▶ _Data for this task_
╔══
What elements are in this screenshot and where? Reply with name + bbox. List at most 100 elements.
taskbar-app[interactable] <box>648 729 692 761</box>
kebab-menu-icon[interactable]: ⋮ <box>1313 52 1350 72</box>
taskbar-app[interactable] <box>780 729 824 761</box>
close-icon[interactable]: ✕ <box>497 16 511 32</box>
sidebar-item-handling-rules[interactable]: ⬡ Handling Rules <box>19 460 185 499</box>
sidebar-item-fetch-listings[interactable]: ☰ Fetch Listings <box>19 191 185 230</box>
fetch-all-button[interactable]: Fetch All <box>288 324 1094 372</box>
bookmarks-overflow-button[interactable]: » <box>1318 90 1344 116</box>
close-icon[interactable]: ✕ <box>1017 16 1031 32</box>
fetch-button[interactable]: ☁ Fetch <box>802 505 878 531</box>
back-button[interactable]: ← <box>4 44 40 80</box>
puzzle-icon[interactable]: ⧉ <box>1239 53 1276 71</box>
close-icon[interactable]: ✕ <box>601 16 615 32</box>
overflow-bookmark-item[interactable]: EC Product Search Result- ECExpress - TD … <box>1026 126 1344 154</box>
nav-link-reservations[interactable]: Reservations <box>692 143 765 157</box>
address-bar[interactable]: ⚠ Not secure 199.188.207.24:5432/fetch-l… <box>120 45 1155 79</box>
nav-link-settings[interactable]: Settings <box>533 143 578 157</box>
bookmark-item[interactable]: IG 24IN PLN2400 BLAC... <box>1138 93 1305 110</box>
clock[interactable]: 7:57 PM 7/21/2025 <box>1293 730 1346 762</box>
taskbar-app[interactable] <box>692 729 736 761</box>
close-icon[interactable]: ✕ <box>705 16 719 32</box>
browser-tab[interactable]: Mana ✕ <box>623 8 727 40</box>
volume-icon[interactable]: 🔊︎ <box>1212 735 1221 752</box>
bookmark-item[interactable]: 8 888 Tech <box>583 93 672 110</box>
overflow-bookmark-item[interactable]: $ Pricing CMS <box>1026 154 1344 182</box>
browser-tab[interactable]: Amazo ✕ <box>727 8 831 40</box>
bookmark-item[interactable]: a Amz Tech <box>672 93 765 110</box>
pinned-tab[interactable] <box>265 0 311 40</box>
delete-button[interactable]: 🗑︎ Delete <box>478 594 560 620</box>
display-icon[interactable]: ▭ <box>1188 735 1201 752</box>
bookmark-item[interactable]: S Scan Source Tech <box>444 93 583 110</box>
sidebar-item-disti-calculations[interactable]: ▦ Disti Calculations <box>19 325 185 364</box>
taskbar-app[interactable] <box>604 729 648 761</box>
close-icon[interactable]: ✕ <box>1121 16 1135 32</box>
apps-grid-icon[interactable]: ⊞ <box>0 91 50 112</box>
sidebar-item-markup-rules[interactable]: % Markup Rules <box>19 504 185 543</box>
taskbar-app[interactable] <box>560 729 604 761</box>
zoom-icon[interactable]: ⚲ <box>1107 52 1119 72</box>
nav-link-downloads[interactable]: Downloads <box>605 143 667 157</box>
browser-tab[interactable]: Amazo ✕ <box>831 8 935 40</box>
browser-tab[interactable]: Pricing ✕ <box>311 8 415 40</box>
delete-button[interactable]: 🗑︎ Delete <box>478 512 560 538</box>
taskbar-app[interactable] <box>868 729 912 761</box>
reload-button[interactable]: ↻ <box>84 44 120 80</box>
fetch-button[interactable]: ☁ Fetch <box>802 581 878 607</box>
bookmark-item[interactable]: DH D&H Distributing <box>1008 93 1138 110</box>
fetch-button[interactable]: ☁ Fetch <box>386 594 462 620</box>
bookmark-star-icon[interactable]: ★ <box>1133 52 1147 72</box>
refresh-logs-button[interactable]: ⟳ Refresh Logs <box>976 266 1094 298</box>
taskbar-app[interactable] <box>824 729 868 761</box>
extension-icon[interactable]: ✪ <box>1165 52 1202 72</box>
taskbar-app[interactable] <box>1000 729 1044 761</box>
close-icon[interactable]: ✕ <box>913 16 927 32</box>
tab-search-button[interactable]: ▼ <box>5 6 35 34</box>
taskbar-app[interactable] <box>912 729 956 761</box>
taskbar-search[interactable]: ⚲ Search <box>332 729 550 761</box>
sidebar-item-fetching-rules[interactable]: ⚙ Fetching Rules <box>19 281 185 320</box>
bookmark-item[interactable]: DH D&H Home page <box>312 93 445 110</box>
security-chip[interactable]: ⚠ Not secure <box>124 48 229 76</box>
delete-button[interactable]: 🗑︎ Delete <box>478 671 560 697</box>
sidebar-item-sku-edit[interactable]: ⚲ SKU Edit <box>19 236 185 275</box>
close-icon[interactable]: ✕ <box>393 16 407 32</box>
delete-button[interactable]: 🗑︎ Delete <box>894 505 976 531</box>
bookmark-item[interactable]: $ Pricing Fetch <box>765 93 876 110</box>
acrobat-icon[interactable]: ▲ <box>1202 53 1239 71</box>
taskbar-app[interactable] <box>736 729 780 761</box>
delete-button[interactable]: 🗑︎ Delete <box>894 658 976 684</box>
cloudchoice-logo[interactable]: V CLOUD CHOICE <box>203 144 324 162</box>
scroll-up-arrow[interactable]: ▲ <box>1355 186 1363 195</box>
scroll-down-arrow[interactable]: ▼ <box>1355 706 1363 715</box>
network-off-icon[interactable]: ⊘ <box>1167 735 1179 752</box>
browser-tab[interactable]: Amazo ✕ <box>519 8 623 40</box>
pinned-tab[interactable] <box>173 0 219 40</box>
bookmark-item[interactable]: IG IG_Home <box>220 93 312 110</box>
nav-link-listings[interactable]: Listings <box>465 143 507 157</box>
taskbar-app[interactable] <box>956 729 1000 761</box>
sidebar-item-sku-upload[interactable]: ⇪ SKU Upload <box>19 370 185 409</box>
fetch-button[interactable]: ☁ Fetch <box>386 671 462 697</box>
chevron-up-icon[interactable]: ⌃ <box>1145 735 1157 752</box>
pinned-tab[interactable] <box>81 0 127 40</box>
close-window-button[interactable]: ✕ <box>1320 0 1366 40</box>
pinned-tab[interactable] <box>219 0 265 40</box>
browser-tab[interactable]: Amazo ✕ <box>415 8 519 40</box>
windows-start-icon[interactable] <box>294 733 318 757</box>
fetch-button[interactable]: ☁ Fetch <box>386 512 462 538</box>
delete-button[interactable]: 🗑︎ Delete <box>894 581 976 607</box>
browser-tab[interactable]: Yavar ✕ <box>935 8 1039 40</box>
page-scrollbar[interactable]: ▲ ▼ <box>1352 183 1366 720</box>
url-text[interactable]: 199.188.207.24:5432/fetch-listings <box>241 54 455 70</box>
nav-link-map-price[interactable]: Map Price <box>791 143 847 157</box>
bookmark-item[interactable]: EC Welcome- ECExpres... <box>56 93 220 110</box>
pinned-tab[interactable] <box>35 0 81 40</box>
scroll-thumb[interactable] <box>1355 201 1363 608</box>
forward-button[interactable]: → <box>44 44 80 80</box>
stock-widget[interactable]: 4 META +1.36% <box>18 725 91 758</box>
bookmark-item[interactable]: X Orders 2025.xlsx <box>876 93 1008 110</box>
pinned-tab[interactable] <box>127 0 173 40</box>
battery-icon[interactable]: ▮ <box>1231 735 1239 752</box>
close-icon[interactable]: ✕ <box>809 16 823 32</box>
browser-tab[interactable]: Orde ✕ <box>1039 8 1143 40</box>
╚══
▶ _Challenge_
Convert the lines from the start of the data through the line containing "back-button[interactable]: ← <box>4", inclusive, into a numbered list, leaving out any blank lines.

▶ _Written answer_
1. What elements are in this screenshot and where? Reply with name + bbox. List at most 100 elements.
2. taskbar-app[interactable] <box>648 729 692 761</box>
3. kebab-menu-icon[interactable]: ⋮ <box>1313 52 1350 72</box>
4. taskbar-app[interactable] <box>780 729 824 761</box>
5. close-icon[interactable]: ✕ <box>497 16 511 32</box>
6. sidebar-item-handling-rules[interactable]: ⬡ Handling Rules <box>19 460 185 499</box>
7. sidebar-item-fetch-listings[interactable]: ☰ Fetch Listings <box>19 191 185 230</box>
8. fetch-all-button[interactable]: Fetch All <box>288 324 1094 372</box>
9. bookmarks-overflow-button[interactable]: » <box>1318 90 1344 116</box>
10. close-icon[interactable]: ✕ <box>1017 16 1031 32</box>
11. fetch-button[interactable]: ☁ Fetch <box>802 505 878 531</box>
12. back-button[interactable]: ← <box>4 44 40 80</box>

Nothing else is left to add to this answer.